● Work to be completed
Determine the number of lines containing the word "программы". Reply with it and nothing else.

## START Source records

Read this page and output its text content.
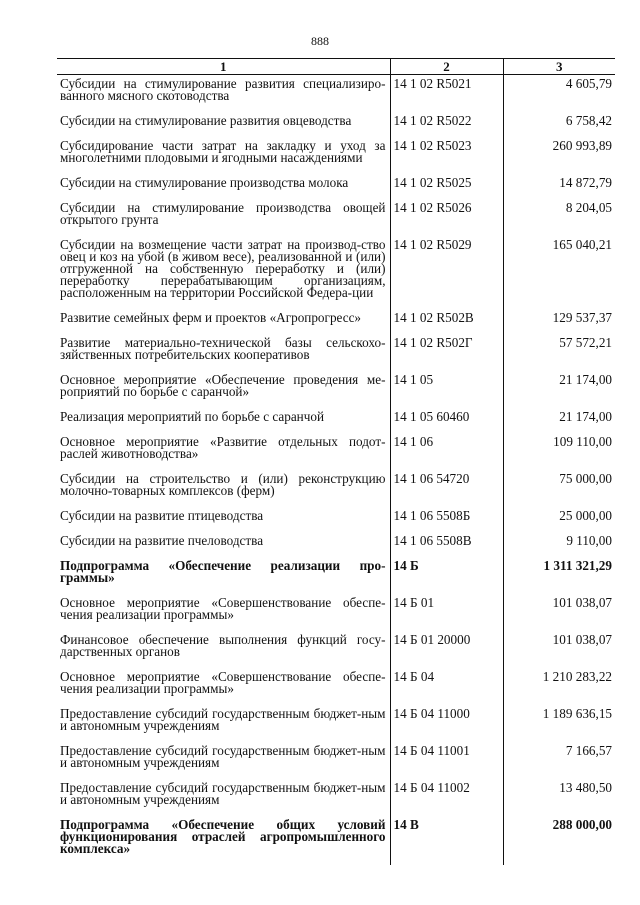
888
1	2	3
Субсидии на стимулирование развития специализиро-ванного мясного скотоводства	14 1 02 R5021	4 605,79
Субсидии на стимулирование развития овцеводства	14 1 02 R5022	6 758,42
Субсидирование части затрат на закладку и уход за многолетними плодовыми и ягодными насаждениями	14 1 02 R5023	260 993,89
Субсидии на стимулирование производства молока	14 1 02 R5025	14 872,79
Субсидии на стимулирование производства овощей открытого грунта	14 1 02 R5026	8 204,05
Субсидии на возмещение части затрат на производ-ство овец и коз на убой (в живом весе), реализованной и (или) отгруженной на собственную переработку и (или) переработку перерабатывающим организациям, расположенным на территории Российской Федера-ции	14 1 02 R5029	165 040,21
Развитие семейных ферм и проектов «Агропрогресс»	14 1 02 R502B	129 537,37
Развитие материально-технической базы сельскохо-зяйственных потребительских кооперативов	14 1 02 R502Г	57 572,21
Основное мероприятие «Обеспечение проведения ме-роприятий по борьбе с саранчой»	14 1 05	21 174,00
Реализация мероприятий по борьбе с саранчой	14 1 05 60460	21 174,00
Основное мероприятие «Развитие отдельных подот-раслей животноводства»	14 1 06	109 110,00
Субсидии на строительство и (или) реконструкцию молочно-товарных комплексов (ферм)	14 1 06 54720	75 000,00
Субсидии на развитие птицеводства	14 1 06 5508Б	25 000,00
Субсидии на развитие пчеловодства	14 1 06 5508В	9 110,00
Подпрограмма «Обеспечение реализации про-граммы»	14 Б	1 311 321,29
Основное мероприятие «Совершенствование обеспе-чения реализации программы»	14 Б 01	101 038,07
Финансовое обеспечение выполнения функций госу-дарственных органов	14 Б 01 20000	101 038,07
Основное мероприятие «Совершенствование обеспе-чения реализации программы»	14 Б 04	1 210 283,22
Предоставление субсидий государственным бюджет-ным и автономным учреждениям	14 Б 04 11000	1 189 636,15
Предоставление субсидий государственным бюджет-ным и автономным учреждениям	14 Б 04 11001	7 166,57
Предоставление субсидий государственным бюджет-ным и автономным учреждениям	14 Б 04 11002	13 480,50
Подпрограмма «Обеспечение общих условий функционирования отраслей агропромышленного комплекса»	14 В	288 000,00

## END Source records

● Written answer
2